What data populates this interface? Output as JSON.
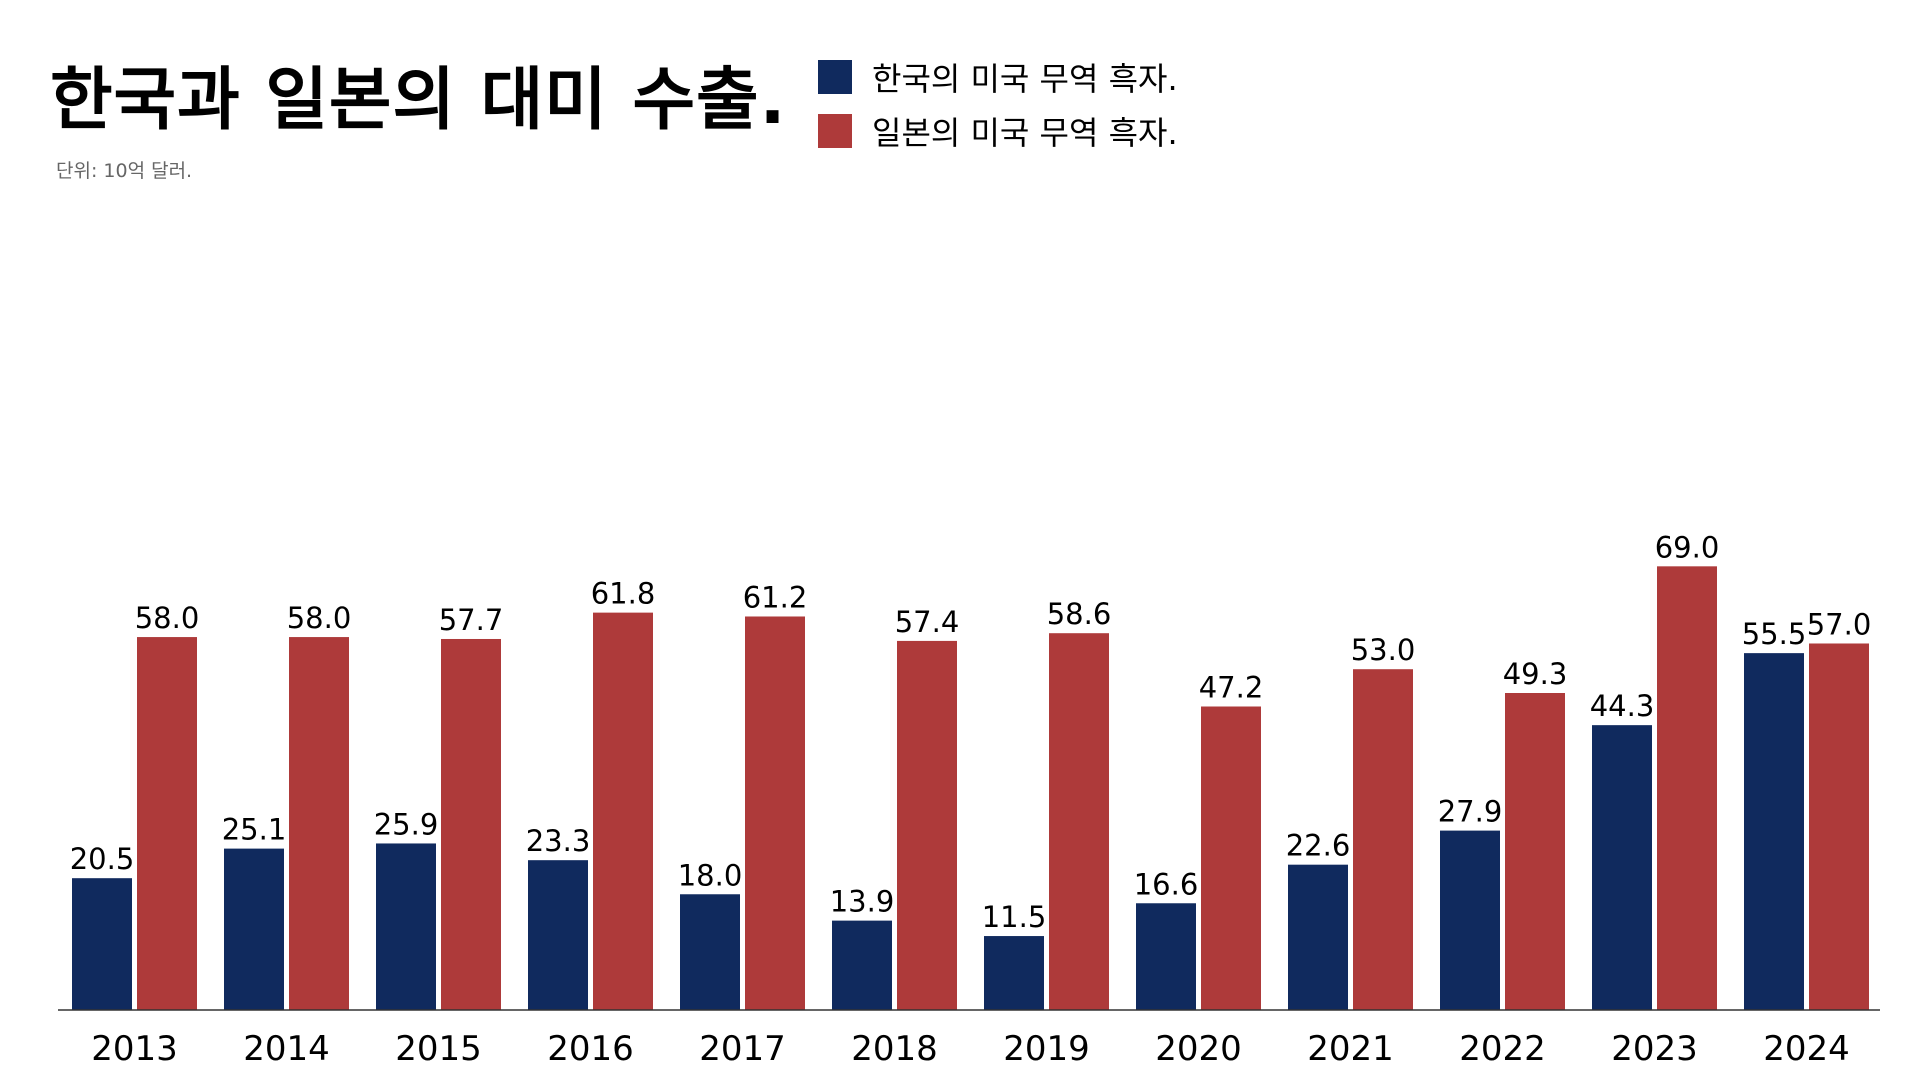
{
  "title": "한국과 일본의 대미 수출.",
  "subtitle": "단위: 10억 달러.",
  "legend": [
    {
      "label": "한국의 미국 무역 흑자.",
      "color": "#102a5e"
    },
    {
      "label": "일본의 미국 무역 흑자.",
      "color": "#ae3a3a"
    }
  ],
  "chart_data": {
    "type": "bar",
    "title": "한국과 일본의 대미 수출.",
    "subtitle": "단위: 10억 달러.",
    "categories": [
      "2013",
      "2014",
      "2015",
      "2016",
      "2017",
      "2018",
      "2019",
      "2020",
      "2021",
      "2022",
      "2023",
      "2024"
    ],
    "series": [
      {
        "name": "한국의 미국 무역 흑자.",
        "color": "#102a5e",
        "values": [
          20.5,
          25.1,
          25.9,
          23.3,
          18.0,
          13.9,
          11.5,
          16.6,
          22.6,
          27.9,
          44.3,
          55.5
        ]
      },
      {
        "name": "일본의 미국 무역 흑자.",
        "color": "#ae3a3a",
        "values": [
          58.0,
          58.0,
          57.7,
          61.8,
          61.2,
          57.4,
          58.6,
          47.2,
          53.0,
          49.3,
          69.0,
          57.0
        ]
      }
    ],
    "ylim": [
      0,
      75
    ],
    "grid": false,
    "legend_position": "top"
  }
}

--------------------------------------------------

WHAT NEEDS TO BE DONE => In the lines above, find each one with "color" and list it.

WRITTEN SOLUTION =>
      "color": "#102a5e"
      "color": "#ae3a3a"
        "color": "#102a5e",
        "color": "#ae3a3a",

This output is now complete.